== Task directions ==
Word for word, and without a single picture, repeat the entries.
┌─ Records for this task
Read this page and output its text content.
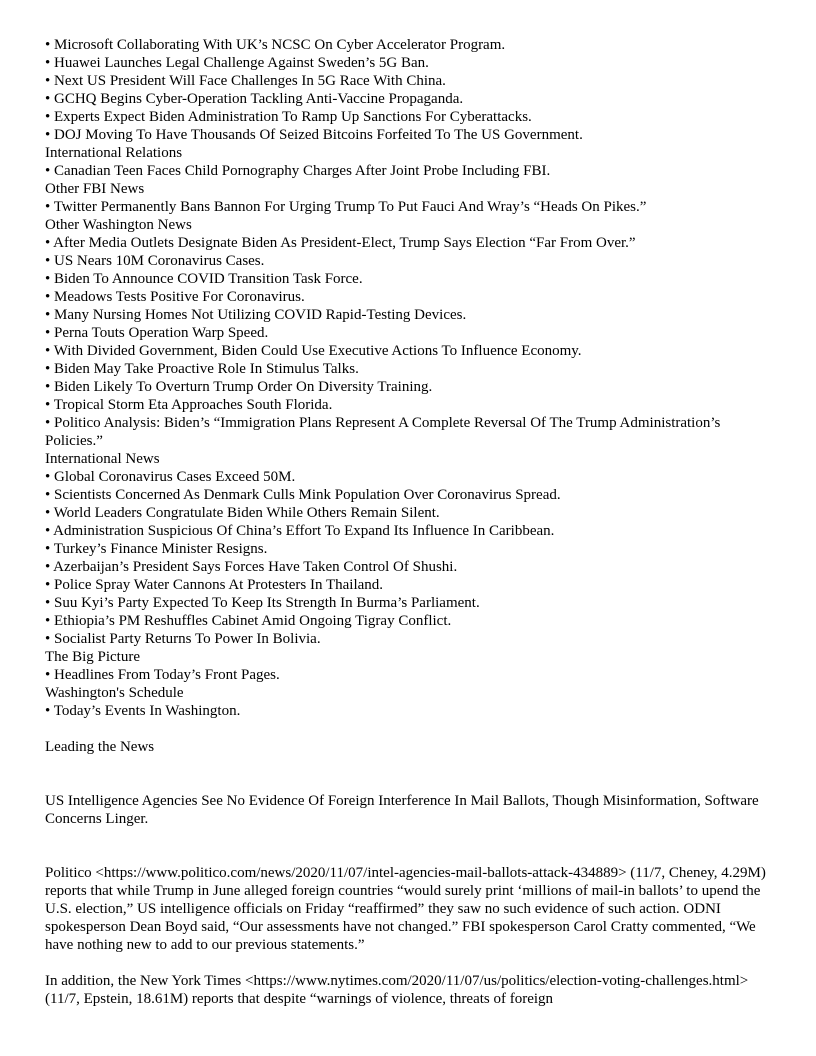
• Microsoft Collaborating With UK’s NCSC On Cyber Accelerator Program.
• Huawei Launches Legal Challenge Against Sweden’s 5G Ban.
• Next US President Will Face Challenges In 5G Race With China.
• GCHQ Begins Cyber-Operation Tackling Anti-Vaccine Propaganda.
• Experts Expect Biden Administration To Ramp Up Sanctions For Cyberattacks.
• DOJ Moving To Have Thousands Of Seized Bitcoins Forfeited To The US Government.
International Relations
• Canadian Teen Faces Child Pornography Charges After Joint Probe Including FBI.
Other FBI News
• Twitter Permanently Bans Bannon For Urging Trump To Put Fauci And Wray’s “Heads On Pikes.”
Other Washington News
• After Media Outlets Designate Biden As President-Elect, Trump Says Election “Far From Over.”
• US Nears 10M Coronavirus Cases.
• Biden To Announce COVID Transition Task Force.
• Meadows Tests Positive For Coronavirus.
• Many Nursing Homes Not Utilizing COVID Rapid-Testing Devices.
• Perna Touts Operation Warp Speed.
• With Divided Government, Biden Could Use Executive Actions To Influence Economy.
• Biden May Take Proactive Role In Stimulus Talks.
• Biden Likely To Overturn Trump Order On Diversity Training.
• Tropical Storm Eta Approaches South Florida.
• Politico Analysis: Biden’s “Immigration Plans Represent A Complete Reversal Of The Trump Administration’s Policies.”
International News
• Global Coronavirus Cases Exceed 50M.
• Scientists Concerned As Denmark Culls Mink Population Over Coronavirus Spread.
• World Leaders Congratulate Biden While Others Remain Silent.
• Administration Suspicious Of China’s Effort To Expand Its Influence In Caribbean.
• Turkey’s Finance Minister Resigns.
• Azerbaijan’s President Says Forces Have Taken Control Of Shushi.
• Police Spray Water Cannons At Protesters In Thailand.
• Suu Kyi’s Party Expected To Keep Its Strength In Burma’s Parliament.
• Ethiopia’s PM Reshuffles Cabinet Amid Ongoing Tigray Conflict.
• Socialist Party Returns To Power In Bolivia.
The Big Picture
• Headlines From Today’s Front Pages.
Washington's Schedule
• Today’s Events In Washington.
Leading the News
US Intelligence Agencies See No Evidence Of Foreign Interference In Mail Ballots, Though Misinformation, Software Concerns Linger.
Politico <https://www.politico.com/news/2020/11/07/intel-agencies-mail-ballots-attack-434889> (11/7, Cheney, 4.29M) reports that while Trump in June alleged foreign countries “would surely print ‘millions of mail-in ballots’ to upend the U.S. election,” US intelligence officials on Friday “reaffirmed” they saw no such evidence of such action. ODNI spokesperson Dean Boyd said, “Our assessments have not changed.” FBI spokesperson Carol Cratty commented, “We have nothing new to add to our previous statements.”
In addition, the New York Times <https://www.nytimes.com/2020/11/07/us/politics/election-voting-challenges.html> (11/7, Epstein, 18.61M) reports that despite “warnings of violence, threats of foreign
└─
== Solution ==
Read this page and output its text content.
• Microsoft Collaborating With UK’s NCSC On Cyber Accelerator Program.
• Huawei Launches Legal Challenge Against Sweden’s 5G Ban.
• Next US President Will Face Challenges In 5G Race With China.
• GCHQ Begins Cyber-Operation Tackling Anti-Vaccine Propaganda.
• Experts Expect Biden Administration To Ramp Up Sanctions For Cyberattacks.
• DOJ Moving To Have Thousands Of Seized Bitcoins Forfeited To The US Government.
International Relations
• Canadian Teen Faces Child Pornography Charges After Joint Probe Including FBI.
Other FBI News
• Twitter Permanently Bans Bannon For Urging Trump To Put Fauci And Wray’s “Heads On Pikes.”
Other Washington News
• After Media Outlets Designate Biden As President-Elect, Trump Says Election “Far From Over.”
• US Nears 10M Coronavirus Cases.
• Biden To Announce COVID Transition Task Force.
• Meadows Tests Positive For Coronavirus.
• Many Nursing Homes Not Utilizing COVID Rapid-Testing Devices.
• Perna Touts Operation Warp Speed.
• With Divided Government, Biden Could Use Executive Actions To Influence Economy.
• Biden May Take Proactive Role In Stimulus Talks.
• Biden Likely To Overturn Trump Order On Diversity Training.
• Tropical Storm Eta Approaches South Florida.
• Politico Analysis: Biden’s “Immigration Plans Represent A Complete Reversal Of The Trump Administration’s Policies.”
International News
• Global Coronavirus Cases Exceed 50M.
• Scientists Concerned As Denmark Culls Mink Population Over Coronavirus Spread.
• World Leaders Congratulate Biden While Others Remain Silent.
• Administration Suspicious Of China’s Effort To Expand Its Influence In Caribbean.
• Turkey’s Finance Minister Resigns.
• Azerbaijan’s President Says Forces Have Taken Control Of Shushi.
• Police Spray Water Cannons At Protesters In Thailand.
• Suu Kyi’s Party Expected To Keep Its Strength In Burma’s Parliament.
• Ethiopia’s PM Reshuffles Cabinet Amid Ongoing Tigray Conflict.
• Socialist Party Returns To Power In Bolivia.
The Big Picture
• Headlines From Today’s Front Pages.
Washington's Schedule
• Today’s Events In Washington.
Leading the News
US Intelligence Agencies See No Evidence Of Foreign Interference In Mail Ballots, Though Misinformation, Software Concerns Linger.
Politico <https://www.politico.com/news/2020/11/07/intel-agencies-mail-ballots-attack-434889> (11/7, Cheney, 4.29M) reports that while Trump in June alleged foreign countries “would surely print ‘millions of mail-in ballots’ to upend the U.S. election,” US intelligence officials on Friday “reaffirmed” they saw no such evidence of such action. ODNI spokesperson Dean Boyd said, “Our assessments have not changed.” FBI spokesperson Carol Cratty commented, “We have nothing new to add to our previous statements.”
In addition, the New York Times <https://www.nytimes.com/2020/11/07/us/politics/election-voting-challenges.html> (11/7, Epstein, 18.61M) reports that despite “warnings of violence, threats of foreign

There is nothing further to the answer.